Instructions for the task:
Show each line from the listing that includes the word "What".

start

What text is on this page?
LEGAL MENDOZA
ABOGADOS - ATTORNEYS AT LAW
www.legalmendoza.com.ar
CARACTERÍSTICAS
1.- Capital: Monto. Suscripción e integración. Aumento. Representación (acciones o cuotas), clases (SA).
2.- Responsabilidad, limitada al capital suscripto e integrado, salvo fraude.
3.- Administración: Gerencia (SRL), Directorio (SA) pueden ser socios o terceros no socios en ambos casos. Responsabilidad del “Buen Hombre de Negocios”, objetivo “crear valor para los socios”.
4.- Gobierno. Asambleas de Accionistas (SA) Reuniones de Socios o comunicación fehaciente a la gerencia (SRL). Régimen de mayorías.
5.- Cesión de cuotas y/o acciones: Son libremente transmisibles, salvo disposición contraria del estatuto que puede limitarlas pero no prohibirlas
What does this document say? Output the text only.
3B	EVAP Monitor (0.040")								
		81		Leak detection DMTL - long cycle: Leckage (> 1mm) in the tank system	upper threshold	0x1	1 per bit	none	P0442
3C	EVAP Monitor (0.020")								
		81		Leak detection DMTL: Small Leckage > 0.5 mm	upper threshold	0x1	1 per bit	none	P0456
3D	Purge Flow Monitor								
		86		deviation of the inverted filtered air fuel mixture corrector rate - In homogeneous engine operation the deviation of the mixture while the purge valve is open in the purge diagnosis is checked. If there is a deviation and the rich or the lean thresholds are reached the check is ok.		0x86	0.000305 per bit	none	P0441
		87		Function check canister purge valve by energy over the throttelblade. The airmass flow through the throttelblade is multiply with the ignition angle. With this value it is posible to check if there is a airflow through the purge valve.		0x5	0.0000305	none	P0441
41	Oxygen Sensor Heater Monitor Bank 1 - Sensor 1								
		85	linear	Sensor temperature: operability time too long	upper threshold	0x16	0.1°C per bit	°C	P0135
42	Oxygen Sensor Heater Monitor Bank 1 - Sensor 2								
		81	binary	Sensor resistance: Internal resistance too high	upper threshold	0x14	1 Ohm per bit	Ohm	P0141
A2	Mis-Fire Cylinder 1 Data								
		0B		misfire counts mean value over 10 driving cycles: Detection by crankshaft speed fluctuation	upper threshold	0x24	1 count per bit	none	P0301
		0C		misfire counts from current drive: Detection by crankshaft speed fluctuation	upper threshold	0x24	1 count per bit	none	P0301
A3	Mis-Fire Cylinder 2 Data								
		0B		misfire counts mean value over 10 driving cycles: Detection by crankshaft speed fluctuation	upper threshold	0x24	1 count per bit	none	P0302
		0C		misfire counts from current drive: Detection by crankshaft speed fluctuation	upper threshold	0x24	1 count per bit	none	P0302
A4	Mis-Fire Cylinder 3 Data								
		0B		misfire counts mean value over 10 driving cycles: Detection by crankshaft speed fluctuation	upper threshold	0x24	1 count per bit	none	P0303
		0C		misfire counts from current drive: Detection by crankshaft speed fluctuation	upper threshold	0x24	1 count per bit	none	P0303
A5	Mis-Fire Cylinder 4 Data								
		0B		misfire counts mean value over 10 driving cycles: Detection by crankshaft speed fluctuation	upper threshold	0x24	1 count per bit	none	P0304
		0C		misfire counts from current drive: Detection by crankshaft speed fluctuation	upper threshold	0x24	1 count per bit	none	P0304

end

Solution for this problem:
What text is on this page?
What does this document say? Output the text only.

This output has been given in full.